Objective:
Repeat the full listing, word for word.

Data shown:
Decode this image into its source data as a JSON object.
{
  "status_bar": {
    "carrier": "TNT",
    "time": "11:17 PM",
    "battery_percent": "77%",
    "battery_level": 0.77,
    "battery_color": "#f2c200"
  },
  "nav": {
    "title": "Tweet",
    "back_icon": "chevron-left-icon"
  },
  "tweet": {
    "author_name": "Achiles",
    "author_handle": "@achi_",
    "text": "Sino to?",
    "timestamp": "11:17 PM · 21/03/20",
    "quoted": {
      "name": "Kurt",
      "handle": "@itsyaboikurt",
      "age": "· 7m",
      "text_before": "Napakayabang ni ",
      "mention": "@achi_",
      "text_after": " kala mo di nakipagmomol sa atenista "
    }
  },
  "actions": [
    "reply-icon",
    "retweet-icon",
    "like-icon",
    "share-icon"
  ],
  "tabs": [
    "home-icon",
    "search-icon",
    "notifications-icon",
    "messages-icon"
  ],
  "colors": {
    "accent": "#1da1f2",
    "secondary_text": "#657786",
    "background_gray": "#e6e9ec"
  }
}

Exercise output:
Decode this image into its source data as a JSON object.
{
  "status_bar": {
    "carrier": "TNT",
    "time": "11:17 PM",
    "battery_percent": "77%",
    "battery_level": 0.77,
    "battery_color": "#f2c200"
  },
  "nav": {
    "title": "Tweet",
    "back_icon": "chevron-left-icon"
  },
  "tweet": {
    "author_name": "Achiles",
    "author_handle": "@achi_",
    "text": "Sino to?",
    "timestamp": "11:17 PM · 21/03/20",
    "quoted": {
      "name": "Kurt",
      "handle": "@itsyaboikurt",
      "age": "· 7m",
      "text_before": "Napakayabang ni ",
      "mention": "@achi_",
      "text_after": " kala mo di nakipagmomol sa atenista "
    }
  },
  "actions": [
    "reply-icon",
    "retweet-icon",
    "like-icon",
    "share-icon"
  ],
  "tabs": [
    "home-icon",
    "search-icon",
    "notifications-icon",
    "messages-icon"
  ],
  "colors": {
    "accent": "#1da1f2",
    "secondary_text": "#657786",
    "background_gray": "#e6e9ec"
  }
}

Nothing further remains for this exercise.